Recorded data:
+ + + + +
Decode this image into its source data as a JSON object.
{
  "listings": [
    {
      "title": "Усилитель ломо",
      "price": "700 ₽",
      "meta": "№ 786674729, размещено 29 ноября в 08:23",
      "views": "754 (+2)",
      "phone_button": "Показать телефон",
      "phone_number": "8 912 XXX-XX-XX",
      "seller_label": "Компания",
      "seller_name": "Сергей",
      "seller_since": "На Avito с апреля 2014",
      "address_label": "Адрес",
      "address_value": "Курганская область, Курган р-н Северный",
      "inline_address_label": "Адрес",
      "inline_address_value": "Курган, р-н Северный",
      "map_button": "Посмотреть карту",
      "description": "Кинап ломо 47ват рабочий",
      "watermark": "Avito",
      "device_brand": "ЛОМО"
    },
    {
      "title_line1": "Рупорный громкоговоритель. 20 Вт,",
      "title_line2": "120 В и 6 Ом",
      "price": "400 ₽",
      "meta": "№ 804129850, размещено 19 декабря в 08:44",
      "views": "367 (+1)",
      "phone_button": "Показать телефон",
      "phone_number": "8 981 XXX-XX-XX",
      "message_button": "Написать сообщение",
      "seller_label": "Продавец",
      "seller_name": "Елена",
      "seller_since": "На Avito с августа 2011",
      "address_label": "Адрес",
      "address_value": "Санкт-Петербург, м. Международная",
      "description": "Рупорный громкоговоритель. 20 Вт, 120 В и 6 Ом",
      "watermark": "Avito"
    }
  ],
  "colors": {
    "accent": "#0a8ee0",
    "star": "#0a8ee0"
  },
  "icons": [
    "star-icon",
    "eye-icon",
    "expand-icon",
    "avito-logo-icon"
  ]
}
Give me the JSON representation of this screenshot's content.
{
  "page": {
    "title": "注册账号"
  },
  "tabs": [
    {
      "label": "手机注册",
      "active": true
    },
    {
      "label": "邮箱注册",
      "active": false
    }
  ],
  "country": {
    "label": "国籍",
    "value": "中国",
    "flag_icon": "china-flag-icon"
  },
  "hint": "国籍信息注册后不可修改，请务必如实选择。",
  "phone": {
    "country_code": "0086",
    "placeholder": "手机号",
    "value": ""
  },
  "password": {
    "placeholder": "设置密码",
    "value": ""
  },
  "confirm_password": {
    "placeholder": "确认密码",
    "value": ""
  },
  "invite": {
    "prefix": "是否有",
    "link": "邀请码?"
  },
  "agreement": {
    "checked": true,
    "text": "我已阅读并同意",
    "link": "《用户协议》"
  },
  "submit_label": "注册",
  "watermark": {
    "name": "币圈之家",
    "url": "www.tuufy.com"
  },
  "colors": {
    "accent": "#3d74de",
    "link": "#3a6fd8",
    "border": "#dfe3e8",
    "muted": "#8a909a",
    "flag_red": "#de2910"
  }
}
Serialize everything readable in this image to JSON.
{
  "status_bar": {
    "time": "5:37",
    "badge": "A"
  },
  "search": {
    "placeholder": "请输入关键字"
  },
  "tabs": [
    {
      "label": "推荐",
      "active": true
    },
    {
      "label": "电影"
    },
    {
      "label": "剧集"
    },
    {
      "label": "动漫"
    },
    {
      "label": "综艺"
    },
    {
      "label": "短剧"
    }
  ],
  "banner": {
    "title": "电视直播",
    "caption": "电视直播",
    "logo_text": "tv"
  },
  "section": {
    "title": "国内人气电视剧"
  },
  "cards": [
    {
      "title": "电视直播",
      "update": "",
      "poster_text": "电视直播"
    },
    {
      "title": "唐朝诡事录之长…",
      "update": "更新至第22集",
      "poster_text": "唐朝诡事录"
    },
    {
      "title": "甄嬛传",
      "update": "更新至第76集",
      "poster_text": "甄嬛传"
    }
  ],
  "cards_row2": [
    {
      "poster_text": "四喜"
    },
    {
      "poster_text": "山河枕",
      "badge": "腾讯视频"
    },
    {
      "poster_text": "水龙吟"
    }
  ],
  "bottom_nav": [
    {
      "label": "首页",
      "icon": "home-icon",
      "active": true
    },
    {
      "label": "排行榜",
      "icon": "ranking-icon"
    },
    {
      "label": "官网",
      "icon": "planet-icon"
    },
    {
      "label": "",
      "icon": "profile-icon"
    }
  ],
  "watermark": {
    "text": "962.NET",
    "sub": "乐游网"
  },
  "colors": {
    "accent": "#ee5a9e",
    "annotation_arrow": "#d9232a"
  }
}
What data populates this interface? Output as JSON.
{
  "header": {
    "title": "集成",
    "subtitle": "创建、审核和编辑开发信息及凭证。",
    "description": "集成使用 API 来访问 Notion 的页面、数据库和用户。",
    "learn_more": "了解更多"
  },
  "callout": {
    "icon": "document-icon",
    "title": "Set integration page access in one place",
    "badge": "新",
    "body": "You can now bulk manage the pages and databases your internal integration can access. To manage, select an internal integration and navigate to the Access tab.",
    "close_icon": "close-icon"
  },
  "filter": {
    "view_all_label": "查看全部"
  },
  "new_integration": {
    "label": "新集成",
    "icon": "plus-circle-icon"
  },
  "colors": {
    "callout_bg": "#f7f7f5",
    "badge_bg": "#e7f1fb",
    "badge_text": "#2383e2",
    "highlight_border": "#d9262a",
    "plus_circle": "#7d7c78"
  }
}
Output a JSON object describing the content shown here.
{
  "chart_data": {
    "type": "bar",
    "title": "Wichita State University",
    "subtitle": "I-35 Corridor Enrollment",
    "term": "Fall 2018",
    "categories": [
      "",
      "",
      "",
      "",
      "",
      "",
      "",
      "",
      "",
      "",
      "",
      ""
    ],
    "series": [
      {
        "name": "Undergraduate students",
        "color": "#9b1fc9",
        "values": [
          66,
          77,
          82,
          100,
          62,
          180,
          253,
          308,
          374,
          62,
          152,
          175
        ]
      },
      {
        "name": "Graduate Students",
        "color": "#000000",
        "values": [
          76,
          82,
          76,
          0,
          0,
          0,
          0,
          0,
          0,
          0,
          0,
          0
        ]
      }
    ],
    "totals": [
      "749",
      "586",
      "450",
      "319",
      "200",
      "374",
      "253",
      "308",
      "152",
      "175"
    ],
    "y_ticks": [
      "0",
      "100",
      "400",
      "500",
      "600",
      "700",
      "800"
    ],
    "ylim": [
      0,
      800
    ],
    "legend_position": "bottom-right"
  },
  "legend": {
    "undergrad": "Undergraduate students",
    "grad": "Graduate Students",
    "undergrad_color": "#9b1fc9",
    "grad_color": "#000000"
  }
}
+ + + + +
Stated task:
Identify the lines of the entries containing the string "Output". Copy each such line.

Finished task:
What data populates this interface? Output as JSON.
Output a JSON object describing the content shown here.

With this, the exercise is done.